[Exercise task] Output the records. Match them exactly.

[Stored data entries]
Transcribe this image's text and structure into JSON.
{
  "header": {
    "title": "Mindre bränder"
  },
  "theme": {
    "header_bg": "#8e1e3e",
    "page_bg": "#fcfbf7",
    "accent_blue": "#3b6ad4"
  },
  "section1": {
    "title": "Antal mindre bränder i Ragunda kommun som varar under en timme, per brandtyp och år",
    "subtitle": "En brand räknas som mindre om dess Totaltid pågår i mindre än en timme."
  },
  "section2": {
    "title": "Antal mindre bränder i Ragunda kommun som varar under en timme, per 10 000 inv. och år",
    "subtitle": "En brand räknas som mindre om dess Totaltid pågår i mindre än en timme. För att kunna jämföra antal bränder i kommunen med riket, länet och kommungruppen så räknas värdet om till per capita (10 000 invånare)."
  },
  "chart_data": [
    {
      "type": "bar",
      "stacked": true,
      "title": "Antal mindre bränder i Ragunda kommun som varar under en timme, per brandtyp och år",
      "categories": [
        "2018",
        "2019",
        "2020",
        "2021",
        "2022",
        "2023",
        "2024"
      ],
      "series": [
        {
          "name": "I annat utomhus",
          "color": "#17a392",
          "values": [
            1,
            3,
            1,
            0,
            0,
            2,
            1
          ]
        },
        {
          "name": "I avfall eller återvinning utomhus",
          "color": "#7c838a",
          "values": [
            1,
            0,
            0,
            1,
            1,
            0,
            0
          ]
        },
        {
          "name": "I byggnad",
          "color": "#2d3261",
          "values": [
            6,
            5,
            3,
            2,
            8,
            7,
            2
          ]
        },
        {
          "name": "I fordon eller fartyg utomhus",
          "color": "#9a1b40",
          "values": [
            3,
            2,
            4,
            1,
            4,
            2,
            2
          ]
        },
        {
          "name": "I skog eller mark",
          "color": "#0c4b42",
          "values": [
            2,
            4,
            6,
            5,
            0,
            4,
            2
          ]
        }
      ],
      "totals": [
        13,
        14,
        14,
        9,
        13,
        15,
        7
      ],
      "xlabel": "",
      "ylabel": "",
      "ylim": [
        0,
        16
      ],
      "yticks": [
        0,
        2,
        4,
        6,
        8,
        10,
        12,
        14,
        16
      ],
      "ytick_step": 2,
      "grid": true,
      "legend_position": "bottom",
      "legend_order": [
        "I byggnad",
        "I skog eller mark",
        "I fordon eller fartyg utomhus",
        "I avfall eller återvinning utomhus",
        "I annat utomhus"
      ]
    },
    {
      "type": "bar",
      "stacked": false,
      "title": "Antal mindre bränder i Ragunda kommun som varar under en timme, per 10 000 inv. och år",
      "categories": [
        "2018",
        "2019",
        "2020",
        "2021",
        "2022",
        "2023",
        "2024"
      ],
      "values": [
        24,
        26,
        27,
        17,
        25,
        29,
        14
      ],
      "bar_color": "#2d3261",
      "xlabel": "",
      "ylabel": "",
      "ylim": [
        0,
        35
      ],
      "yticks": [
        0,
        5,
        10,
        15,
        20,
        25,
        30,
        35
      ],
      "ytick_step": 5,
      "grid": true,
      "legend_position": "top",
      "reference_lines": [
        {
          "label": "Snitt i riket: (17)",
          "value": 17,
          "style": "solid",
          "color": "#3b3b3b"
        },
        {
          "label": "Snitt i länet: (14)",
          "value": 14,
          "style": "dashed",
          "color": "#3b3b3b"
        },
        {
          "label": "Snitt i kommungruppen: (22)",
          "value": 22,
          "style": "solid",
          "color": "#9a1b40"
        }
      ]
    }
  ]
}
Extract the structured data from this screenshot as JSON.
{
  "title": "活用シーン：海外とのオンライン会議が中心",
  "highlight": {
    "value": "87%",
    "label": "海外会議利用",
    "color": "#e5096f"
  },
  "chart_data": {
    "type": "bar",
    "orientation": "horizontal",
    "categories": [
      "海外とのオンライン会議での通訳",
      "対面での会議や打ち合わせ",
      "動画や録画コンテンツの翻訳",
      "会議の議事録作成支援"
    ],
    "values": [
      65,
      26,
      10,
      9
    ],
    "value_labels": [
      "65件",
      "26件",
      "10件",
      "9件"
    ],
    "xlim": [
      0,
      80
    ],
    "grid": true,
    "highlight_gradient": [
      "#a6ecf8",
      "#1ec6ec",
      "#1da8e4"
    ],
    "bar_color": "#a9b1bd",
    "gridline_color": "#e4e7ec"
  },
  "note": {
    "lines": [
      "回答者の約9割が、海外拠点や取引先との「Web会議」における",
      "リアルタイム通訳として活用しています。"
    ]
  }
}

[Solution for this exercise]
Transcribe this image's text and structure into JSON.
{
  "header": {
    "title": "Mindre bränder"
  },
  "theme": {
    "header_bg": "#8e1e3e",
    "page_bg": "#fcfbf7",
    "accent_blue": "#3b6ad4"
  },
  "section1": {
    "title": "Antal mindre bränder i Ragunda kommun som varar under en timme, per brandtyp och år",
    "subtitle": "En brand räknas som mindre om dess Totaltid pågår i mindre än en timme."
  },
  "section2": {
    "title": "Antal mindre bränder i Ragunda kommun som varar under en timme, per 10 000 inv. och år",
    "subtitle": "En brand räknas som mindre om dess Totaltid pågår i mindre än en timme. För att kunna jämföra antal bränder i kommunen med riket, länet och kommungruppen så räknas värdet om till per capita (10 000 invånare)."
  },
  "chart_data": [
    {
      "type": "bar",
      "stacked": true,
      "title": "Antal mindre bränder i Ragunda kommun som varar under en timme, per brandtyp och år",
      "categories": [
        "2018",
        "2019",
        "2020",
        "2021",
        "2022",
        "2023",
        "2024"
      ],
      "series": [
        {
          "name": "I annat utomhus",
          "color": "#17a392",
          "values": [
            1,
            3,
            1,
            0,
            0,
            2,
            1
          ]
        },
        {
          "name": "I avfall eller återvinning utomhus",
          "color": "#7c838a",
          "values": [
            1,
            0,
            0,
            1,
            1,
            0,
            0
          ]
        },
        {
          "name": "I byggnad",
          "color": "#2d3261",
          "values": [
            6,
            5,
            3,
            2,
            8,
            7,
            2
          ]
        },
        {
          "name": "I fordon eller fartyg utomhus",
          "color": "#9a1b40",
          "values": [
            3,
            2,
            4,
            1,
            4,
            2,
            2
          ]
        },
        {
          "name": "I skog eller mark",
          "color": "#0c4b42",
          "values": [
            2,
            4,
            6,
            5,
            0,
            4,
            2
          ]
        }
      ],
      "totals": [
        13,
        14,
        14,
        9,
        13,
        15,
        7
      ],
      "xlabel": "",
      "ylabel": "",
      "ylim": [
        0,
        16
      ],
      "yticks": [
        0,
        2,
        4,
        6,
        8,
        10,
        12,
        14,
        16
      ],
      "ytick_step": 2,
      "grid": true,
      "legend_position": "bottom",
      "legend_order": [
        "I byggnad",
        "I skog eller mark",
        "I fordon eller fartyg utomhus",
        "I avfall eller återvinning utomhus",
        "I annat utomhus"
      ]
    },
    {
      "type": "bar",
      "stacked": false,
      "title": "Antal mindre bränder i Ragunda kommun som varar under en timme, per 10 000 inv. och år",
      "categories": [
        "2018",
        "2019",
        "2020",
        "2021",
        "2022",
        "2023",
        "2024"
      ],
      "values": [
        24,
        26,
        27,
        17,
        25,
        29,
        14
      ],
      "bar_color": "#2d3261",
      "xlabel": "",
      "ylabel": "",
      "ylim": [
        0,
        35
      ],
      "yticks": [
        0,
        5,
        10,
        15,
        20,
        25,
        30,
        35
      ],
      "ytick_step": 5,
      "grid": true,
      "legend_position": "top",
      "reference_lines": [
        {
          "label": "Snitt i riket: (17)",
          "value": 17,
          "style": "solid",
          "color": "#3b3b3b"
        },
        {
          "label": "Snitt i länet: (14)",
          "value": 14,
          "style": "dashed",
          "color": "#3b3b3b"
        },
        {
          "label": "Snitt i kommungruppen: (22)",
          "value": 22,
          "style": "solid",
          "color": "#9a1b40"
        }
      ]
    }
  ]
}
Extract the structured data from this screenshot as JSON.
{
  "title": "活用シーン：海外とのオンライン会議が中心",
  "highlight": {
    "value": "87%",
    "label": "海外会議利用",
    "color": "#e5096f"
  },
  "chart_data": {
    "type": "bar",
    "orientation": "horizontal",
    "categories": [
      "海外とのオンライン会議での通訳",
      "対面での会議や打ち合わせ",
      "動画や録画コンテンツの翻訳",
      "会議の議事録作成支援"
    ],
    "values": [
      65,
      26,
      10,
      9
    ],
    "value_labels": [
      "65件",
      "26件",
      "10件",
      "9件"
    ],
    "xlim": [
      0,
      80
    ],
    "grid": true,
    "highlight_gradient": [
      "#a6ecf8",
      "#1ec6ec",
      "#1da8e4"
    ],
    "bar_color": "#a9b1bd",
    "gridline_color": "#e4e7ec"
  },
  "note": {
    "lines": [
      "回答者の約9割が、海外拠点や取引先との「Web会議」における",
      "リアルタイム通訳として活用しています。"
    ]
  }
}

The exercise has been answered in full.